## [WHAT TO PRODUCE]
Everything from the line that contains "Read out every word on this page." through the final line of the records should be written out exactly, and nothing outside that span.

━━━ DATA ENTRIES ━━━

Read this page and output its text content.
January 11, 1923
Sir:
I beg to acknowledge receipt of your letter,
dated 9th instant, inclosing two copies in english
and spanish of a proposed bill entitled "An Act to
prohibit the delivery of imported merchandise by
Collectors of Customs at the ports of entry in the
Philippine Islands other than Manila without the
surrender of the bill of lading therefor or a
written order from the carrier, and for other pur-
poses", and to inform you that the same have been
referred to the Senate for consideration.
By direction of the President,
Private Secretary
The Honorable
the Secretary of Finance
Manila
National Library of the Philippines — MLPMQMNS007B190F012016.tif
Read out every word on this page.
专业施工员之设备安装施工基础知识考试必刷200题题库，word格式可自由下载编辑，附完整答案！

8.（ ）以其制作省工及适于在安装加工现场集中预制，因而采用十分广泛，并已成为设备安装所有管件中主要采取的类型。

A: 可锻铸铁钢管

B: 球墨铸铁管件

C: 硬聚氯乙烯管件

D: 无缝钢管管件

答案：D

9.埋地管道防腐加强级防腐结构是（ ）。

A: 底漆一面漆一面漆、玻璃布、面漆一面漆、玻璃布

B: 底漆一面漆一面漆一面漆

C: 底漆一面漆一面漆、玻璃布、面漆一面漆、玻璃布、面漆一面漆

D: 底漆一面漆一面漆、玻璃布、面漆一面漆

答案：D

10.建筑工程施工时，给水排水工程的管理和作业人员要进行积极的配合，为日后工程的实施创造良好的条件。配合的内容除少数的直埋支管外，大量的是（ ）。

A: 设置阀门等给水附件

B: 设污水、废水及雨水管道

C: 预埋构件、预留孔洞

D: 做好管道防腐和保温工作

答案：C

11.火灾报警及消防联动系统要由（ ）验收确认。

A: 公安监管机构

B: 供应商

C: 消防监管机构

━━━

## [EXERCISE SOLUTION]
Read out every word on this page.
专业施工员之设备安装施工基础知识考试必刷200题题库，word格式可自由下载编辑，附完整答案！

8.（ ）以其制作省工及适于在安装加工现场集中预制，因而采用十分广泛，并已成为设备安装所有管件中主要采取的类型。

A: 可锻铸铁钢管

B: 球墨铸铁管件

C: 硬聚氯乙烯管件

D: 无缝钢管管件

答案：D

9.埋地管道防腐加强级防腐结构是（ ）。

A: 底漆一面漆一面漆、玻璃布、面漆一面漆、玻璃布

B: 底漆一面漆一面漆一面漆

C: 底漆一面漆一面漆、玻璃布、面漆一面漆、玻璃布、面漆一面漆

D: 底漆一面漆一面漆、玻璃布、面漆一面漆

答案：D

10.建筑工程施工时，给水排水工程的管理和作业人员要进行积极的配合，为日后工程的实施创造良好的条件。配合的内容除少数的直埋支管外，大量的是（ ）。

A: 设置阀门等给水附件

B: 设污水、废水及雨水管道

C: 预埋构件、预留孔洞

D: 做好管道防腐和保温工作

答案：C

11.火灾报警及消防联动系统要由（ ）验收确认。

A: 公安监管机构

B: 供应商

C: 消防监管机构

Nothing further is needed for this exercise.